* Begin TASK MATERIAL *

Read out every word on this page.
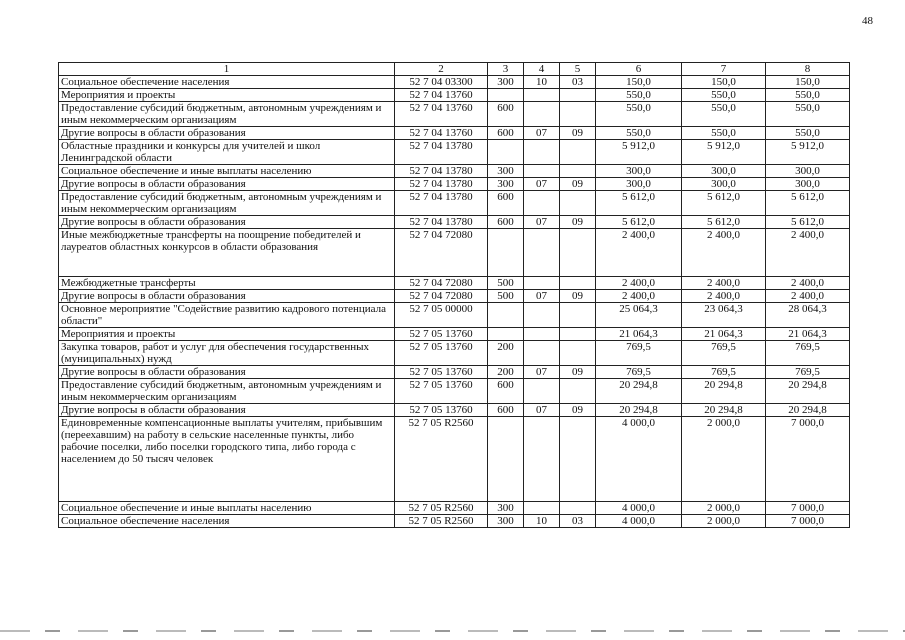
48
1	2	3	4	5	6	7	8
Социальное обеспечение населения	52 7 04 03300	300	10	03	150,0	150,0	150,0
Мероприятия и проекты	52 7 04 13760				550,0	550,0	550,0
Предоставление субсидий бюджетным, автономным учреждениям и иным некоммерческим организациям	52 7 04 13760	600			550,0	550,0	550,0
Другие вопросы в области образования	52 7 04 13760	600	07	09	550,0	550,0	550,0
Областные праздники и конкурсы для учителей и школ Ленинградской области	52 7 04 13780				5 912,0	5 912,0	5 912,0
Социальное обеспечение и иные выплаты населению	52 7 04 13780	300			300,0	300,0	300,0
Другие вопросы в области образования	52 7 04 13780	300	07	09	300,0	300,0	300,0
Предоставление субсидий бюджетным, автономным учреждениям и иным некоммерческим организациям	52 7 04 13780	600			5 612,0	5 612,0	5 612,0
Другие вопросы в области образования	52 7 04 13780	600	07	09	5 612,0	5 612,0	5 612,0
Иные межбюджетные трансферты на поощрение победителей и лауреатов областных конкурсов в области образования	52 7 04 72080				2 400,0	2 400,0	2 400,0
Межбюджетные трансферты	52 7 04 72080	500			2 400,0	2 400,0	2 400,0
Другие вопросы в области образования	52 7 04 72080	500	07	09	2 400,0	2 400,0	2 400,0
Основное мероприятие "Содействие развитию кадрового потенциала области"	52 7 05 00000				25 064,3	23 064,3	28 064,3
Мероприятия и проекты	52 7 05 13760				21 064,3	21 064,3	21 064,3
Закупка товаров, работ и услуг для обеспечения государственных (муниципальных) нужд	52 7 05 13760	200			769,5	769,5	769,5
Другие вопросы в области образования	52 7 05 13760	200	07	09	769,5	769,5	769,5
Предоставление субсидий бюджетным, автономным учреждениям и иным некоммерческим организациям	52 7 05 13760	600			20 294,8	20 294,8	20 294,8
Другие вопросы в области образования	52 7 05 13760	600	07	09	20 294,8	20 294,8	20 294,8
Единовременные компенсационные выплаты учителям, прибывшим (переехавшим) на работу в сельские населенные пункты, либо рабочие поселки, либо поселки городского типа, либо города с населением до 50 тысяч человек	52 7 05 R2560				4 000,0	2 000,0	7 000,0
Социальное обеспечение и иные выплаты населению	52 7 05 R2560	300			4 000,0	2 000,0	7 000,0
Социальное обеспечение населения	52 7 05 R2560	300	10	03	4 000,0	2 000,0	7 000,0
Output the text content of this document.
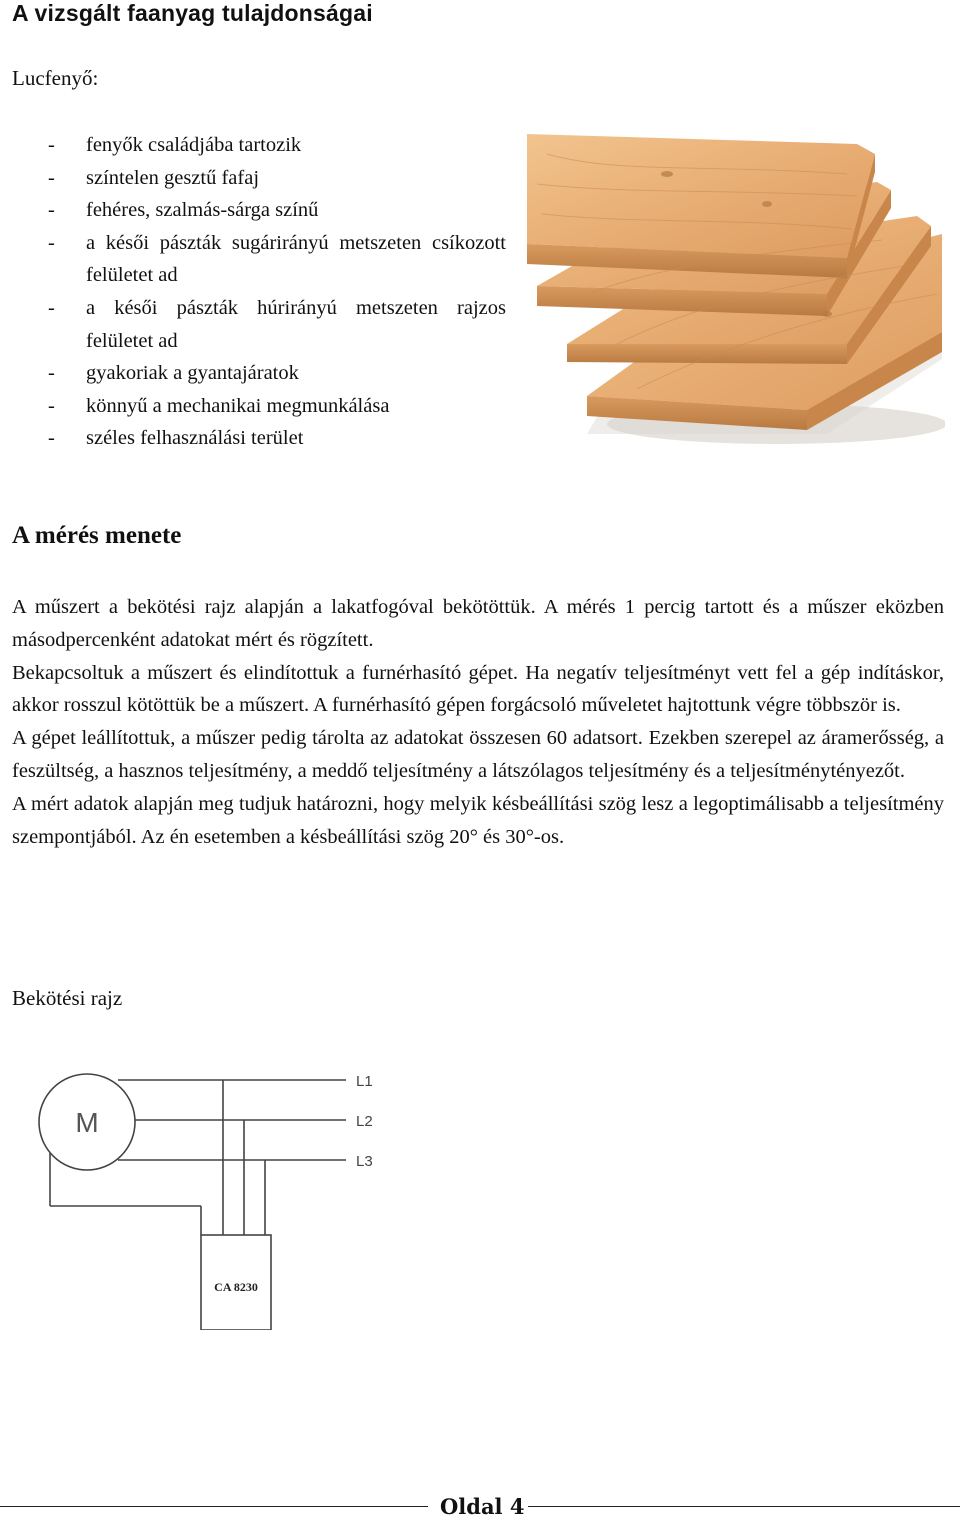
A vizsgált faanyag tulajdonságai
Lucfenyő:
- fenyők családjába tartozik
- színtelen gesztű fafaj
- fehéres, szalmás-sárga színű
- a késői pászták sugárirányú metszeten csíkozott felületet ad
- a késői pászták húrirányú metszeten rajzos felületet ad
- gyakoriak a gyantajáratok
- könnyű a mechanikai megmunkálása
- széles felhasználási terület
A mérés menete

A műszert a bekötési rajz alapján a lakatfogóval bekötöttük. A mérés 1 percig tartott és a műszer eközben másodpercenként adatokat mért és rögzített.

Bekapcsoltuk a műszert és elindítottuk a furnérhasító gépet. Ha negatív teljesítményt vett fel a gép indításkor, akkor rosszul kötöttük be a műszert. A furnérhasító gépen forgácsoló műveletet hajtottunk végre többször is.

A gépet leállítottuk, a műszer pedig tárolta az adatokat összesen 60 adatsort. Ezekben szerepel az áramerősség, a feszültség, a hasznos teljesítmény, a meddő teljesítmény a látszólagos teljesítmény és a teljesítménytényezőt.

A mért adatok alapján meg tudjuk határozni, hogy melyik késbeállítási szög lesz a legoptimálisabb a teljesítmény szempontjából. Az én esetemben a késbeállítási szög 20° és 30°-os.

Bekötési rajz
M
L1
L2
L3
CA 8230
Oldal 4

* End TASK MATERIAL *

YOUR TASK = Word for word, quote the lines above. Omit the pictures.

RESULT FOR THIS EXERCISE =
Read out every word on this page.
48
1	2	3	4	5	6	7	8
Социальное обеспечение населения	52 7 04 03300	300	10	03	150,0	150,0	150,0
Мероприятия и проекты	52 7 04 13760				550,0	550,0	550,0
Предоставление субсидий бюджетным, автономным учреждениям и иным некоммерческим организациям	52 7 04 13760	600			550,0	550,0	550,0
Другие вопросы в области образования	52 7 04 13760	600	07	09	550,0	550,0	550,0
Областные праздники и конкурсы для учителей и школ Ленинградской области	52 7 04 13780				5 912,0	5 912,0	5 912,0
Социальное обеспечение и иные выплаты населению	52 7 04 13780	300			300,0	300,0	300,0
Другие вопросы в области образования	52 7 04 13780	300	07	09	300,0	300,0	300,0
Предоставление субсидий бюджетным, автономным учреждениям и иным некоммерческим организациям	52 7 04 13780	600			5 612,0	5 612,0	5 612,0
Другие вопросы в области образования	52 7 04 13780	600	07	09	5 612,0	5 612,0	5 612,0
Иные межбюджетные трансферты на поощрение победителей и лауреатов областных конкурсов в области образования	52 7 04 72080				2 400,0	2 400,0	2 400,0
Межбюджетные трансферты	52 7 04 72080	500			2 400,0	2 400,0	2 400,0
Другие вопросы в области образования	52 7 04 72080	500	07	09	2 400,0	2 400,0	2 400,0
Основное мероприятие "Содействие развитию кадрового потенциала области"	52 7 05 00000				25 064,3	23 064,3	28 064,3
Мероприятия и проекты	52 7 05 13760				21 064,3	21 064,3	21 064,3
Закупка товаров, работ и услуг для обеспечения государственных (муниципальных) нужд	52 7 05 13760	200			769,5	769,5	769,5
Другие вопросы в области образования	52 7 05 13760	200	07	09	769,5	769,5	769,5
Предоставление субсидий бюджетным, автономным учреждениям и иным некоммерческим организациям	52 7 05 13760	600			20 294,8	20 294,8	20 294,8
Другие вопросы в области образования	52 7 05 13760	600	07	09	20 294,8	20 294,8	20 294,8
Единовременные компенсационные выплаты учителям, прибывшим (переехавшим) на работу в сельские населенные пункты, либо рабочие поселки, либо поселки городского типа, либо города с населением до 50 тысяч человек	52 7 05 R2560				4 000,0	2 000,0	7 000,0
Социальное обеспечение и иные выплаты населению	52 7 05 R2560	300			4 000,0	2 000,0	7 000,0
Социальное обеспечение населения	52 7 05 R2560	300	10	03	4 000,0	2 000,0	7 000,0
Output the text content of this document.
A vizsgált faanyag tulajdonságai
Lucfenyő:
- fenyők családjába tartozik
- színtelen gesztű fafaj
- fehéres, szalmás-sárga színű
- a késői pászták sugárirányú metszeten csíkozott felületet ad
- a késői pászták húrirányú metszeten rajzos felületet ad
- gyakoriak a gyantajáratok
- könnyű a mechanikai megmunkálása
- széles felhasználási terület
A mérés menete

A műszert a bekötési rajz alapján a lakatfogóval bekötöttük. A mérés 1 percig tartott és a műszer eközben másodpercenként adatokat mért és rögzített.

Bekapcsoltuk a műszert és elindítottuk a furnérhasító gépet. Ha negatív teljesítményt vett fel a gép indításkor, akkor rosszul kötöttük be a műszert. A furnérhasító gépen forgácsoló műveletet hajtottunk végre többször is.

A gépet leállítottuk, a műszer pedig tárolta az adatokat összesen 60 adatsort. Ezekben szerepel az áramerősség, a feszültség, a hasznos teljesítmény, a meddő teljesítmény a látszólagos teljesítmény és a teljesítménytényezőt.

A mért adatok alapján meg tudjuk határozni, hogy melyik késbeállítási szög lesz a legoptimálisabb a teljesítmény szempontjából. Az én esetemben a késbeállítási szög 20° és 30°-os.

Bekötési rajz
M
L1
L2
L3
CA 8230
Oldal 4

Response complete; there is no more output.